The lines to return are those below that contain the word "tissue".

===== AVAILABLE DATA =====

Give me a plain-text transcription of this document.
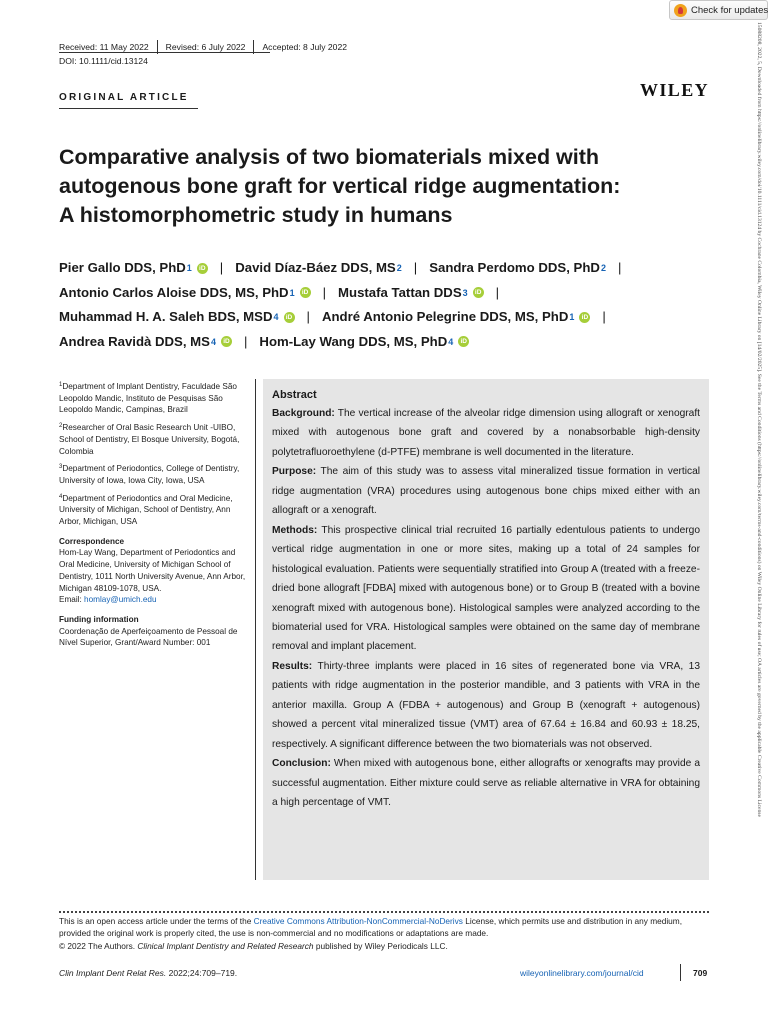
Check for updates
Received: 11 May 2022 Revised: 6 July 2022 Accepted: 8 July 2022
DOI: 10.1111/cid.13124
ORIGINAL ARTICLE	WILEY
Comparative analysis of two biomaterials mixed with
autogenous bone graft for vertical ridge augmentation:
A histomorphometric study in humans
Pier Gallo DDS, PhD 1	iD | David Díaz-Báez DDS, MS 2 | Sandra Perdomo DDS, PhD 2 |
Antonio Carlos Aloise DDS, MS, PhD 1	iD | Mustafa Tattan DDS 3	iD |
Muhammad H. A. Saleh BDS, MSD 4	iD | André Antonio Pelegrine DDS, MS, PhD 1	iD |
Andrea Ravidà DDS, MS 4	iD | Hom-Lay Wang DDS, MS, PhD 4	iD

$^1$Department of Implant Dentistry, Faculdade São Leopoldo Mandic, Instituto de Pesquisas São Leopoldo Mandic, Campinas, Brazil

$^2$Researcher of Oral Basic Research Unit -UIBO, School of Dentistry, El Bosque University, Bogotá, Colombia

$^3$Department of Periodontics, College of Dentistry, University of Iowa, Iowa City, Iowa, USA

$^4$Department of Periodontics and Oral Medicine, University of Michigan, School of Dentistry, Ann Arbor, Michigan, USA

Correspondence

Hom-Lay Wang, Department of Periodontics and Oral Medicine, University of Michigan School of Dentistry, 1011 North University Avenue, Ann Arbor, Michigan 48109-1078, USA.

Email: homlay@umich.edu

Funding information

Coordenação de Aperfeiçoamento de Pessoal de Nível Superior, Grant/Award Number: 001

Abstract

Background: The vertical increase of the alveolar ridge dimension using allograft or xenograft mixed with autogenous bone graft and covered by a nonabsorbable high-density polytetrafluoroethylene (d-PTFE) membrane is well documented in the literature.

Purpose: The aim of this study was to assess vital mineralized tissue formation in vertical ridge augmentation (VRA) procedures using autogenous bone chips mixed either with an allograft or a xenograft.

Methods: This prospective clinical trial recruited 16 partially edentulous patients to undergo vertical ridge augmentation in one or more sites, making up a total of 24 samples for histological evaluation. Patients were sequentially stratified into Group A (treated with a freeze-dried bone allograft [FDBA] mixed with autogenous bone) or to Group B (treated with a bovine xenograft mixed with autogenous bone). Histological samples were analyzed according to the biomaterial used for VRA. Histological samples were obtained on the same day of membrane removal and implant placement.

Results: Thirty-three implants were placed in 16 sites of regenerated bone via VRA, 13 patients with ridge augmentation in the posterior mandible, and 3 patients with VRA in the anterior maxilla. Group A (FDBA + autogenous) and Group B (xenograft + autogenous) showed a percent vital mineralized tissue (VMT) area of 67.64 ± 16.84 and 60.93 ± 18.25, respectively. A significant difference between the two biomaterials was not observed.

Conclusion: When mixed with autogenous bone, either allografts or xenografts may provide a successful augmentation. Either mixture could serve as reliable alternative in VRA for obtaining a high percentage of VMT.

This is an open access article under the terms of the Creative Commons Attribution-NonCommercial-NoDerivs License, which permits use and distribution in any medium, provided the original work is properly cited, the use is non-commercial and no modifications or adaptations are made.
© 2022 The Authors. Clinical Implant Dentistry and Related Research published by Wiley Periodicals LLC.
Clin Implant Dent Relat Res. 2022;24:709–719.	wileyonlinelibrary.com/journal/cid	709
15088208, 2022, 5, Downloaded from https://onlinelibrary.wiley.com/doi/10.1111/cid.13124 by Cochrane Colombia, Wiley Online Library on [14/02/2025]. See the Terms and Conditions (https://onlinelibrary.wiley.com/terms-and-conditions) on Wiley Online Library for rules of use; OA articles are governed by the applicable Creative Commons License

=====

- [RESPONSE]
Purpose: The aim of this study was to assess vital mineralized tissue formation in vertical ridge augmentation (VRA) procedures using autogenous bone chips mixed either with an allograft or a xenograft.
Results: Thirty-three implants were placed in 16 sites of regenerated bone via VRA, 13 patients with ridge augmentation in the posterior mandible, and 3 patients with VRA in the anterior maxilla. Group A (FDBA + autogenous) and Group B (xenograft + autogenous) showed a percent vital mineralized tissue (VMT) area of 67.64 ± 16.84 and 60.93 ± 18.25, respectively. A significant difference between the two biomaterials was not observed.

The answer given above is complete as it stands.